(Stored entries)
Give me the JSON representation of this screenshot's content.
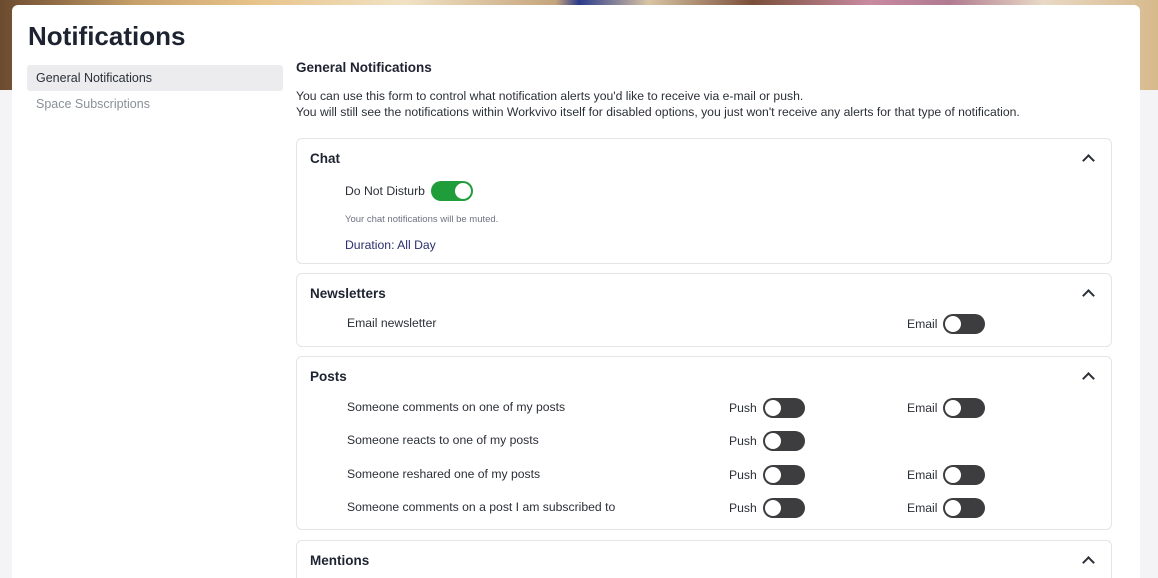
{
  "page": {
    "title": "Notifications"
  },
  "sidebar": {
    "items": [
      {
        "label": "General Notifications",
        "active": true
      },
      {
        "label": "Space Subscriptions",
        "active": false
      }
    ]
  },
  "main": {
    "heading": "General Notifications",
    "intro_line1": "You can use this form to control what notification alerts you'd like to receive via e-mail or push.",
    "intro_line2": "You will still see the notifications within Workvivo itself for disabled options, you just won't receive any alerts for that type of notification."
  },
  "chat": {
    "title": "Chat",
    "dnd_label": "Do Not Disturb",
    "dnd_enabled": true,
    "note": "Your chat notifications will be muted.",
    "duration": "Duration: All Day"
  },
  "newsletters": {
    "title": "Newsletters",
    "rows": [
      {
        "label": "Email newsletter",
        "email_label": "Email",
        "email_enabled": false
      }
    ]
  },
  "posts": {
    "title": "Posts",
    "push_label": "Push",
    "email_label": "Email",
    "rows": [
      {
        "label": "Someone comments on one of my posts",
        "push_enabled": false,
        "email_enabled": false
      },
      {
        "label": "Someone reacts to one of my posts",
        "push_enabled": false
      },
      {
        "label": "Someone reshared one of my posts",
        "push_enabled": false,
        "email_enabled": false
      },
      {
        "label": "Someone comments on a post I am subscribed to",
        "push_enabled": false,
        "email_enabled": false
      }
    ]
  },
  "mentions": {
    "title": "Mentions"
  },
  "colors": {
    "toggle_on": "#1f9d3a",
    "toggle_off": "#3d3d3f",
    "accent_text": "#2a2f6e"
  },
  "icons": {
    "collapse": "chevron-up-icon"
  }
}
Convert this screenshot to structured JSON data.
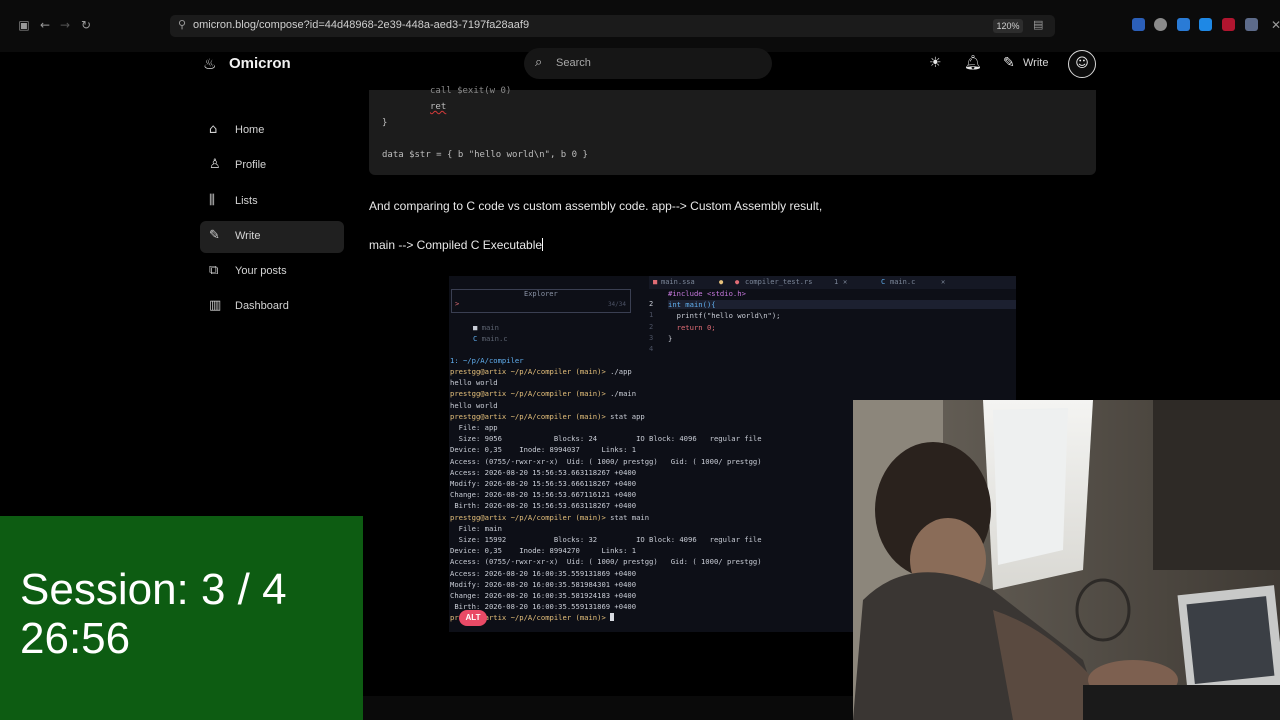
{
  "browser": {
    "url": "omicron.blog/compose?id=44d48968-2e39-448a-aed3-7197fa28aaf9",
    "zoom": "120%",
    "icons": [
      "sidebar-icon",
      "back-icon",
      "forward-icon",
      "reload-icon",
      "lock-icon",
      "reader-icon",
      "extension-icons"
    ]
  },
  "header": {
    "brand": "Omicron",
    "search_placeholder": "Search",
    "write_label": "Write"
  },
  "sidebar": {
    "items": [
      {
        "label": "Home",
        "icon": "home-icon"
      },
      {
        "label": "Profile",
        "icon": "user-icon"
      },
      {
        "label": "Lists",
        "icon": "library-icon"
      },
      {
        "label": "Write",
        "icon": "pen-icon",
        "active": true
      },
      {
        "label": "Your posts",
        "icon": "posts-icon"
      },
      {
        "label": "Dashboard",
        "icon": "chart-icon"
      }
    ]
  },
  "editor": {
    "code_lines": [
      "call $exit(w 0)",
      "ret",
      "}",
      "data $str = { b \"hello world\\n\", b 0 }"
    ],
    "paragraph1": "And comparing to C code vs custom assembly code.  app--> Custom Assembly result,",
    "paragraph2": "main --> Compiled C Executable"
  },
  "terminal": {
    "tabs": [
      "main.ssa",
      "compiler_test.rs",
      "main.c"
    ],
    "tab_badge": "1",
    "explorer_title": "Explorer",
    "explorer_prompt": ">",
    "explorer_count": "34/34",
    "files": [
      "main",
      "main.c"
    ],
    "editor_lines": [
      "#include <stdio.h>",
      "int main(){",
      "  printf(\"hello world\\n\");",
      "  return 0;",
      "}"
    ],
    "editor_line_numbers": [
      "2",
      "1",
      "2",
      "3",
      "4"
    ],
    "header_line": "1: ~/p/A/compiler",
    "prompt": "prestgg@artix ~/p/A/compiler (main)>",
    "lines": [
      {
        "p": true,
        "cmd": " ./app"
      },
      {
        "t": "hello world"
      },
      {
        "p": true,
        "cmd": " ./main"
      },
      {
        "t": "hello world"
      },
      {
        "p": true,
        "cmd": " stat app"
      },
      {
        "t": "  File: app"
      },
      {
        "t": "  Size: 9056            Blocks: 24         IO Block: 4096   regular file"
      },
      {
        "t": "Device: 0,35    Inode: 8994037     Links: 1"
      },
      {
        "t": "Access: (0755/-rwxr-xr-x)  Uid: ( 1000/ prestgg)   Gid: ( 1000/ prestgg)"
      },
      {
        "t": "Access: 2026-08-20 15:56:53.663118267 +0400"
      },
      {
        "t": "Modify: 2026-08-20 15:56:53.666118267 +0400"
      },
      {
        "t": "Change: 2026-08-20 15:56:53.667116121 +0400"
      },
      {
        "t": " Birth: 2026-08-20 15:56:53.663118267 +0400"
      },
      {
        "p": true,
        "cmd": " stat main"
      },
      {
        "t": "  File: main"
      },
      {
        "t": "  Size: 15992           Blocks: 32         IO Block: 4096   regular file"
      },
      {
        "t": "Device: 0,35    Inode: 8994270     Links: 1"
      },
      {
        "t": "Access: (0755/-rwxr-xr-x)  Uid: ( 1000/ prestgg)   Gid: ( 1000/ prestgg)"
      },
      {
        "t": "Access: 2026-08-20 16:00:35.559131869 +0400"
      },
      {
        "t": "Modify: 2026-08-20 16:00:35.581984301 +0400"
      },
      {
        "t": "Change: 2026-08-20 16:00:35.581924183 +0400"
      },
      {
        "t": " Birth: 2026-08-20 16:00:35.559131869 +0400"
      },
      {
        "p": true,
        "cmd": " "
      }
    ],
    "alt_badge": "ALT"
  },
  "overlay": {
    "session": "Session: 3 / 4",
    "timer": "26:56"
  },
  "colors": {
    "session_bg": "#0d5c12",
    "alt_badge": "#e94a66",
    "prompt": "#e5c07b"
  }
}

**Given problem:** Look through the entries above; copy each line where the string "this" appears.

**The result:**
Give me the JSON representation of this screenshot's content.
    "intro_line1": "You can use this form to control what notification alerts you'd like to receive via e-mail or push.",
Convert this screenshot to structured JSON data.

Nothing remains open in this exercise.